→ **Given instruction**:
Copy out each line that mentions the word "Easy".

→ **Dataset entries**:
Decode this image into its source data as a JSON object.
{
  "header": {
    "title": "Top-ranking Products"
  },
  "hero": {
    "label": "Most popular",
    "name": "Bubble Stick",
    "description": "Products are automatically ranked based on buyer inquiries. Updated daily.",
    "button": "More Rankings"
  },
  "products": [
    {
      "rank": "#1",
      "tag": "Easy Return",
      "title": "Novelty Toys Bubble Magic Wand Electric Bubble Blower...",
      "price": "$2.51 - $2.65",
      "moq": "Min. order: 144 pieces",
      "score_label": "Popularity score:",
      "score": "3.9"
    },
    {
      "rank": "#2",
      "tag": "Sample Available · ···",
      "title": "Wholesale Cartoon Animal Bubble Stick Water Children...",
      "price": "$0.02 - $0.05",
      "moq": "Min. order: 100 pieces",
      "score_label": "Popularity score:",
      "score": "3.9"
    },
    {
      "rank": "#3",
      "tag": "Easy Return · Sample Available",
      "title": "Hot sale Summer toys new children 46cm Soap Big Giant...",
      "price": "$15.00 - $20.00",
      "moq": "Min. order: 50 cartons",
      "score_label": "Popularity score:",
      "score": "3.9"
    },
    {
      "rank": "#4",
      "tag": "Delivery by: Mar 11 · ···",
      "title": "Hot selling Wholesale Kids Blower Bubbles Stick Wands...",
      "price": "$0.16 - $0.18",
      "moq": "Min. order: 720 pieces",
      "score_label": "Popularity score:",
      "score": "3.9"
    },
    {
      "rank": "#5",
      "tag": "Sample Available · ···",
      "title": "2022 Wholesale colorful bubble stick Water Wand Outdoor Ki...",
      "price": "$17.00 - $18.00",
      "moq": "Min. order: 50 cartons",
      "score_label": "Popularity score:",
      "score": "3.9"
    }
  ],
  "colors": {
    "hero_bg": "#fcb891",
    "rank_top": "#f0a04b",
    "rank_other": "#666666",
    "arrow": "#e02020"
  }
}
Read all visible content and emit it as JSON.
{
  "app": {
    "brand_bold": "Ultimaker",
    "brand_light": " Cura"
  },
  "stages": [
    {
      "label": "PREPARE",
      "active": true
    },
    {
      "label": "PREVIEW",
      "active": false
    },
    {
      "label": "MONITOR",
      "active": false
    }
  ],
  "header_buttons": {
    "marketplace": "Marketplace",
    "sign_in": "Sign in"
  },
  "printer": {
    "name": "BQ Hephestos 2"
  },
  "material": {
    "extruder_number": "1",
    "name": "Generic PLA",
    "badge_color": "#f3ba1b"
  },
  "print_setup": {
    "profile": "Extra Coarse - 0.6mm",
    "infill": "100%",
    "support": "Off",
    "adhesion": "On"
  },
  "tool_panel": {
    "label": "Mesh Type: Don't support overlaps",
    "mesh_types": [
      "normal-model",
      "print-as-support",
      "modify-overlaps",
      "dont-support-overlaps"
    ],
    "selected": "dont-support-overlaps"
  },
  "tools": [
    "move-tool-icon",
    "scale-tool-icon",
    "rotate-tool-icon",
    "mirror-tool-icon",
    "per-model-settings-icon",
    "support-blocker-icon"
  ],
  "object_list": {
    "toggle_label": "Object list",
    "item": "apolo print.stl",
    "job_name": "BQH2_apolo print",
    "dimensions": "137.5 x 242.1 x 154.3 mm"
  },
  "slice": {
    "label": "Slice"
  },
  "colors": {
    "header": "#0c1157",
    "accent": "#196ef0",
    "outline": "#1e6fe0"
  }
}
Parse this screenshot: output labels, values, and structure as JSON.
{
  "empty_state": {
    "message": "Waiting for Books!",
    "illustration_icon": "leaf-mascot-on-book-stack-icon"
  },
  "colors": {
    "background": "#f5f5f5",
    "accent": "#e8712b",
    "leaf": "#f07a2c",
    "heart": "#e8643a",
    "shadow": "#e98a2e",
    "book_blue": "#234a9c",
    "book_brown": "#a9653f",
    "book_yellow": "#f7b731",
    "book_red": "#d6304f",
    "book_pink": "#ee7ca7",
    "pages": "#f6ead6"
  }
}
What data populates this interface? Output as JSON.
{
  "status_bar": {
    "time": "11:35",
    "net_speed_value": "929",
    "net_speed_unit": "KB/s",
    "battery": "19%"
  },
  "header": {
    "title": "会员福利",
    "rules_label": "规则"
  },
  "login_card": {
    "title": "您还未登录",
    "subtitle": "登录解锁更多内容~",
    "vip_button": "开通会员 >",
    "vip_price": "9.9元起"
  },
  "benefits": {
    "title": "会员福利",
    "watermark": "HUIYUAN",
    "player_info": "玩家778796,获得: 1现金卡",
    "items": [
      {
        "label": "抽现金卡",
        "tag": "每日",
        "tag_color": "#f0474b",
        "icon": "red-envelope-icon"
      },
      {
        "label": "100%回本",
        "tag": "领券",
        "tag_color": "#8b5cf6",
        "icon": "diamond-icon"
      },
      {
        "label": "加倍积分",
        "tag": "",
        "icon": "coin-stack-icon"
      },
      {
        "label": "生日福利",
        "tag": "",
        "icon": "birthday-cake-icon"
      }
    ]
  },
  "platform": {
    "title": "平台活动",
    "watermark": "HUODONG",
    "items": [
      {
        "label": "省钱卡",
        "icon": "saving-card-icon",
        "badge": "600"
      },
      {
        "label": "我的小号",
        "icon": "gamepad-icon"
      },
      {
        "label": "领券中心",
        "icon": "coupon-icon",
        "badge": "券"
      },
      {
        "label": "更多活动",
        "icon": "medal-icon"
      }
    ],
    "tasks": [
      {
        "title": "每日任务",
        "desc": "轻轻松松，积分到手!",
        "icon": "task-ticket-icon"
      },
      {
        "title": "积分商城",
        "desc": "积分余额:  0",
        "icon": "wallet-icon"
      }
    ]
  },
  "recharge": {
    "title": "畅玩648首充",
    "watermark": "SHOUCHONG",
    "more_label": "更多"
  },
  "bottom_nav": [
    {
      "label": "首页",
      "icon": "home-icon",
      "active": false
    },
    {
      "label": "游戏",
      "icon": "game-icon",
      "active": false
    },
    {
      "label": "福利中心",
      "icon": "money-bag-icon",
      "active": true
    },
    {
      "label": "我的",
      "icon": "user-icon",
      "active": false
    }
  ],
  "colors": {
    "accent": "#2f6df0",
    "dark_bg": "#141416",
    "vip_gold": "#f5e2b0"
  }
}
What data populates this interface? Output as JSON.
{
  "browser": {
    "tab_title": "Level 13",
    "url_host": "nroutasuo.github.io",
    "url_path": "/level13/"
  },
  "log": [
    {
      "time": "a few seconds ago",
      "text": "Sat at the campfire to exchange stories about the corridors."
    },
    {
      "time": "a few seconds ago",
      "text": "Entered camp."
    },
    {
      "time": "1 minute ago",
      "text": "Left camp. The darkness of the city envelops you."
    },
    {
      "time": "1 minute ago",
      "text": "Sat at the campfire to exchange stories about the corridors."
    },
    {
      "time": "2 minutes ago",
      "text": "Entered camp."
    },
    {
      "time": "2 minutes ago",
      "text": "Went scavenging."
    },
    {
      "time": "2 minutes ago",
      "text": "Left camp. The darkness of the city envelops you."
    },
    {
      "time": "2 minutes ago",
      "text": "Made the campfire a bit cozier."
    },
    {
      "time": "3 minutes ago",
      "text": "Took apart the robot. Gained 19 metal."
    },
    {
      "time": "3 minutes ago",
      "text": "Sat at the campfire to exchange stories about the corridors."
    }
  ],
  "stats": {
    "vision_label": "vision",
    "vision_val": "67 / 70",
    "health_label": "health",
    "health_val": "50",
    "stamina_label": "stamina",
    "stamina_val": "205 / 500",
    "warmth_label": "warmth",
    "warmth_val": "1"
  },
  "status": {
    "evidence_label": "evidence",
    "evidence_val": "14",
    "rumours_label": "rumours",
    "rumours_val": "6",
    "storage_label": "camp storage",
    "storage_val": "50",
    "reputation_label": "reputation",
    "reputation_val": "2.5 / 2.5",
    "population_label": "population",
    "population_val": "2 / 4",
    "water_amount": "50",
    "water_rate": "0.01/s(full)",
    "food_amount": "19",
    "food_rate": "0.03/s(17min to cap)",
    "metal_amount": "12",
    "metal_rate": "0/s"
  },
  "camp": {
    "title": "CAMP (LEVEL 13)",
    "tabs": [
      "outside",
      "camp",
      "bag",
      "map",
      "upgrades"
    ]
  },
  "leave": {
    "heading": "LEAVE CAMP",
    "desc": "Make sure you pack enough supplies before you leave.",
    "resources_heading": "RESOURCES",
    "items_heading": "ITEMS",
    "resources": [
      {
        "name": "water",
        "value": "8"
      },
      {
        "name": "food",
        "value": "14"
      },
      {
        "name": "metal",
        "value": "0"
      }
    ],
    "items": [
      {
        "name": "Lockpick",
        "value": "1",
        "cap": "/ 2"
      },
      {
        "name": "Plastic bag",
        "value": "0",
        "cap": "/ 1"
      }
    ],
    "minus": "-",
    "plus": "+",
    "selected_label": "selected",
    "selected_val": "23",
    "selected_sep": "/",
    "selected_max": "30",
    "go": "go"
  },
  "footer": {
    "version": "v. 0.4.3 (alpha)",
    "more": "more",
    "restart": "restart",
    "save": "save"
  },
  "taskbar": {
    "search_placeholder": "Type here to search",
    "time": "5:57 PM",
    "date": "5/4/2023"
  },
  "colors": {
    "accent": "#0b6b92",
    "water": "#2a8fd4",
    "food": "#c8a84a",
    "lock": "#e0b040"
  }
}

→ **Complete answer**:
      "tag": "Easy Return",
      "tag": "Easy Return · Sample Available",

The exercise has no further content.